(Written task) Exactly reproduce each line of the listing that follows.

[start Provided entries]

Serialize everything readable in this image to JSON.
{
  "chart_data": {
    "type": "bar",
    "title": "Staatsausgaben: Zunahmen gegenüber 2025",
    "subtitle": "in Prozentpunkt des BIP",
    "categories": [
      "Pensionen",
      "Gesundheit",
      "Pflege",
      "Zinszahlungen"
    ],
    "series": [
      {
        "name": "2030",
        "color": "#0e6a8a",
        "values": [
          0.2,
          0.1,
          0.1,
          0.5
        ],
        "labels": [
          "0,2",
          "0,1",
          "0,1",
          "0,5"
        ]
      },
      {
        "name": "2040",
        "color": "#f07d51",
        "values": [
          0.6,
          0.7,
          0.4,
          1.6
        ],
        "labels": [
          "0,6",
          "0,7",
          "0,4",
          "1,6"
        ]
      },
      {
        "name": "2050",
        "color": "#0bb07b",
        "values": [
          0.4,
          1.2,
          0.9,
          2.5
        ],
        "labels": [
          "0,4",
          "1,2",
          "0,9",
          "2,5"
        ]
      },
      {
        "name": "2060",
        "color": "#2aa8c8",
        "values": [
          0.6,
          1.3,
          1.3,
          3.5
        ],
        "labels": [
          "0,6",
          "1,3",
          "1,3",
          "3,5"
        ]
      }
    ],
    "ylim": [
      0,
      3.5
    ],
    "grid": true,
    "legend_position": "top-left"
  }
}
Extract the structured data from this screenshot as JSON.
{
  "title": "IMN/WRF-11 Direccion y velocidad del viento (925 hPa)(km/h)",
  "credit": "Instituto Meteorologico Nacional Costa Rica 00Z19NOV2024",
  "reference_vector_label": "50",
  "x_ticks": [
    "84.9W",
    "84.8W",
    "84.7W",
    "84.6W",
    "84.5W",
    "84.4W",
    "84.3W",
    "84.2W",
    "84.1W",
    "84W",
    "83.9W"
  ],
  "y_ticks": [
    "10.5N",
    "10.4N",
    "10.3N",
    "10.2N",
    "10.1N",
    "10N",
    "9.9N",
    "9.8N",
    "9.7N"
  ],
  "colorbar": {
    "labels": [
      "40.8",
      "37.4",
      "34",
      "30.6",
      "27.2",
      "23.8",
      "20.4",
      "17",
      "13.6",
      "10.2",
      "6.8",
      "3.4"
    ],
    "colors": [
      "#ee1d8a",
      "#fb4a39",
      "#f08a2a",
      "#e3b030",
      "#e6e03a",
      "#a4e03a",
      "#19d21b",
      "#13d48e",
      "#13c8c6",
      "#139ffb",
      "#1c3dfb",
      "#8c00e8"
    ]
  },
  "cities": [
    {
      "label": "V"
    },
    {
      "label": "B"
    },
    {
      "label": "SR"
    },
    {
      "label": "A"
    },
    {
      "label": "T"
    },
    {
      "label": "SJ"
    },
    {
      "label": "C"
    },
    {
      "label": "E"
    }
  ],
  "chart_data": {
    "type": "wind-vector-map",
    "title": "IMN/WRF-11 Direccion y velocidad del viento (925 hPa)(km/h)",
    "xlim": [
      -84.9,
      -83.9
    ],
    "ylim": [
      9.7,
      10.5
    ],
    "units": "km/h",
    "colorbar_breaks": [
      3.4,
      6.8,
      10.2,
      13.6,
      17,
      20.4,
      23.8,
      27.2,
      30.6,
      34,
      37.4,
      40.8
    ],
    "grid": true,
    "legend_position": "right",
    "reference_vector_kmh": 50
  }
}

[end Provided entries]

(Solution to this problem)
Serialize everything readable in this image to JSON.
{
  "chart_data": {
    "type": "bar",
    "title": "Staatsausgaben: Zunahmen gegenüber 2025",
    "subtitle": "in Prozentpunkt des BIP",
    "categories": [
      "Pensionen",
      "Gesundheit",
      "Pflege",
      "Zinszahlungen"
    ],
    "series": [
      {
        "name": "2030",
        "color": "#0e6a8a",
        "values": [
          0.2,
          0.1,
          0.1,
          0.5
        ],
        "labels": [
          "0,2",
          "0,1",
          "0,1",
          "0,5"
        ]
      },
      {
        "name": "2040",
        "color": "#f07d51",
        "values": [
          0.6,
          0.7,
          0.4,
          1.6
        ],
        "labels": [
          "0,6",
          "0,7",
          "0,4",
          "1,6"
        ]
      },
      {
        "name": "2050",
        "color": "#0bb07b",
        "values": [
          0.4,
          1.2,
          0.9,
          2.5
        ],
        "labels": [
          "0,4",
          "1,2",
          "0,9",
          "2,5"
        ]
      },
      {
        "name": "2060",
        "color": "#2aa8c8",
        "values": [
          0.6,
          1.3,
          1.3,
          3.5
        ],
        "labels": [
          "0,6",
          "1,3",
          "1,3",
          "3,5"
        ]
      }
    ],
    "ylim": [
      0,
      3.5
    ],
    "grid": true,
    "legend_position": "top-left"
  }
}
Extract the structured data from this screenshot as JSON.
{
  "title": "IMN/WRF-11 Direccion y velocidad del viento (925 hPa)(km/h)",
  "credit": "Instituto Meteorologico Nacional Costa Rica 00Z19NOV2024",
  "reference_vector_label": "50",
  "x_ticks": [
    "84.9W",
    "84.8W",
    "84.7W",
    "84.6W",
    "84.5W",
    "84.4W",
    "84.3W",
    "84.2W",
    "84.1W",
    "84W",
    "83.9W"
  ],
  "y_ticks": [
    "10.5N",
    "10.4N",
    "10.3N",
    "10.2N",
    "10.1N",
    "10N",
    "9.9N",
    "9.8N",
    "9.7N"
  ],
  "colorbar": {
    "labels": [
      "40.8",
      "37.4",
      "34",
      "30.6",
      "27.2",
      "23.8",
      "20.4",
      "17",
      "13.6",
      "10.2",
      "6.8",
      "3.4"
    ],
    "colors": [
      "#ee1d8a",
      "#fb4a39",
      "#f08a2a",
      "#e3b030",
      "#e6e03a",
      "#a4e03a",
      "#19d21b",
      "#13d48e",
      "#13c8c6",
      "#139ffb",
      "#1c3dfb",
      "#8c00e8"
    ]
  },
  "cities": [
    {
      "label": "V"
    },
    {
      "label": "B"
    },
    {
      "label": "SR"
    },
    {
      "label": "A"
    },
    {
      "label": "T"
    },
    {
      "label": "SJ"
    },
    {
      "label": "C"
    },
    {
      "label": "E"
    }
  ],
  "chart_data": {
    "type": "wind-vector-map",
    "title": "IMN/WRF-11 Direccion y velocidad del viento (925 hPa)(km/h)",
    "xlim": [
      -84.9,
      -83.9
    ],
    "ylim": [
      9.7,
      10.5
    ],
    "units": "km/h",
    "colorbar_breaks": [
      3.4,
      6.8,
      10.2,
      13.6,
      17,
      20.4,
      23.8,
      27.2,
      30.6,
      34,
      37.4,
      40.8
    ],
    "grid": true,
    "legend_position": "right",
    "reference_vector_kmh": 50
  }
}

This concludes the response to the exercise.